**REQUIREMENTS:** Copy out all lines that hold "Беспроводная".

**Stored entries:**
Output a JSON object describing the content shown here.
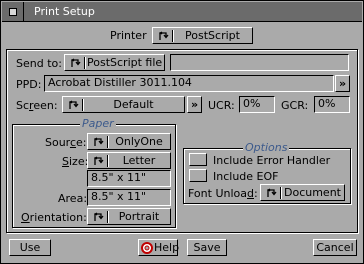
{
  "window": {
    "title": "Print Setup"
  },
  "printer": {
    "label": "Printer",
    "value": "PostScript"
  },
  "send_to": {
    "label": "Send to:",
    "value": "PostScript file",
    "path": ""
  },
  "ppd": {
    "label": "PPD:",
    "value": "Acrobat Distiller 3011.104",
    "browse_label": "»"
  },
  "screen": {
    "label_pre": "Sc",
    "label_u": "r",
    "label_post": "een:",
    "value": "Default",
    "more_label": "»",
    "ucr_label": "UCR:",
    "ucr_value": "0%",
    "gcr_label": "GCR:",
    "gcr_value": "0%"
  },
  "paper": {
    "title": "Paper",
    "source_label_pre": "Sour",
    "source_label_u": "c",
    "source_label_post": "e:",
    "source_value": "OnlyOne",
    "size_label_u": "S",
    "size_label_post": "ize:",
    "size_value": "Letter",
    "size_dims": "8.5\" x 11\"",
    "area_label": "Area:",
    "area_value": "8.5\" x 11\"",
    "orientation_label_u": "O",
    "orientation_label_post": "rientation:",
    "orientation_value": "Portrait"
  },
  "options": {
    "title": "Options",
    "error_handler_label": "Include Error Handler",
    "error_handler_checked": false,
    "eof_label": "Include EOF",
    "eof_checked": false,
    "font_unload_label_pre": "Font Unloa",
    "font_unload_label_u": "d",
    "font_unload_label_post": ":",
    "font_unload_value": "Document"
  },
  "buttons": {
    "use": "Use",
    "help": "Help",
    "save": "Save",
    "cancel": "Cancel"
  },
  "icons": {
    "cycle": "cycle-gadget-icon",
    "help": "help-lifebuoy-icon",
    "close": "close-icon"
  },
  "colors": {
    "window_bg": "#aaaaaa",
    "titlebar": "#6b6b6b",
    "group_title": "#3c5a8c"
  }
}
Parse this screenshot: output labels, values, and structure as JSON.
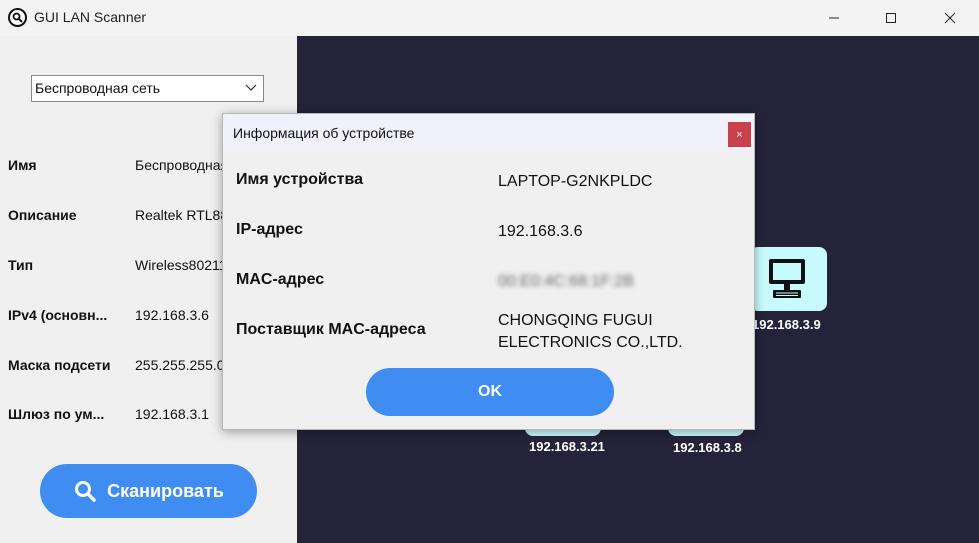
{
  "window": {
    "title": "GUI LAN Scanner",
    "icons": {
      "app": "magnifier-app-icon",
      "minimize": "minimize-icon",
      "maximize": "maximize-icon",
      "close": "close-icon"
    }
  },
  "adapter_select": {
    "value": "Беспроводная сеть"
  },
  "adapter_info": [
    {
      "label": "Имя",
      "value": "Беспроводная"
    },
    {
      "label": "Описание",
      "value": "Realtek RTL88"
    },
    {
      "label": "Тип",
      "value": "Wireless80211"
    },
    {
      "label": "IPv4 (основн...",
      "value": "192.168.3.6"
    },
    {
      "label": "Маска подсети",
      "value": "255.255.255.0"
    },
    {
      "label": "Шлюз по ум...",
      "value": "192.168.3.1"
    }
  ],
  "scan_button": {
    "label": "Сканировать",
    "icon": "search-icon"
  },
  "devices": [
    {
      "ip": "192.168.3.9",
      "icon": "monitor-icon"
    },
    {
      "ip": "192.168.3.21"
    },
    {
      "ip": "192.168.3.8"
    }
  ],
  "dialog": {
    "title": "Информация об устройстве",
    "close_label": "×",
    "rows": [
      {
        "label": "Имя устройства",
        "value": "LAPTOP-G2NKPLDC"
      },
      {
        "label": "IP-адрес",
        "value": "192.168.3.6"
      },
      {
        "label": "MAC-адрес",
        "value": "00:E0:4C:68:1F:2B"
      },
      {
        "label": "Поставщик MAC-адреса",
        "value_line1": "CHONGQING FUGUI",
        "value_line2": "ELECTRONICS CO.,LTD."
      }
    ],
    "ok_label": "OK"
  },
  "colors": {
    "accent_blue": "#3f8cf2",
    "dark_panel": "#24233a",
    "device_card": "#c8fbff",
    "dialog_close": "#c8414b"
  }
}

**EXERCISE SOLUTION:**
    "value": "Беспроводная сеть"
      "value": "Беспроводная"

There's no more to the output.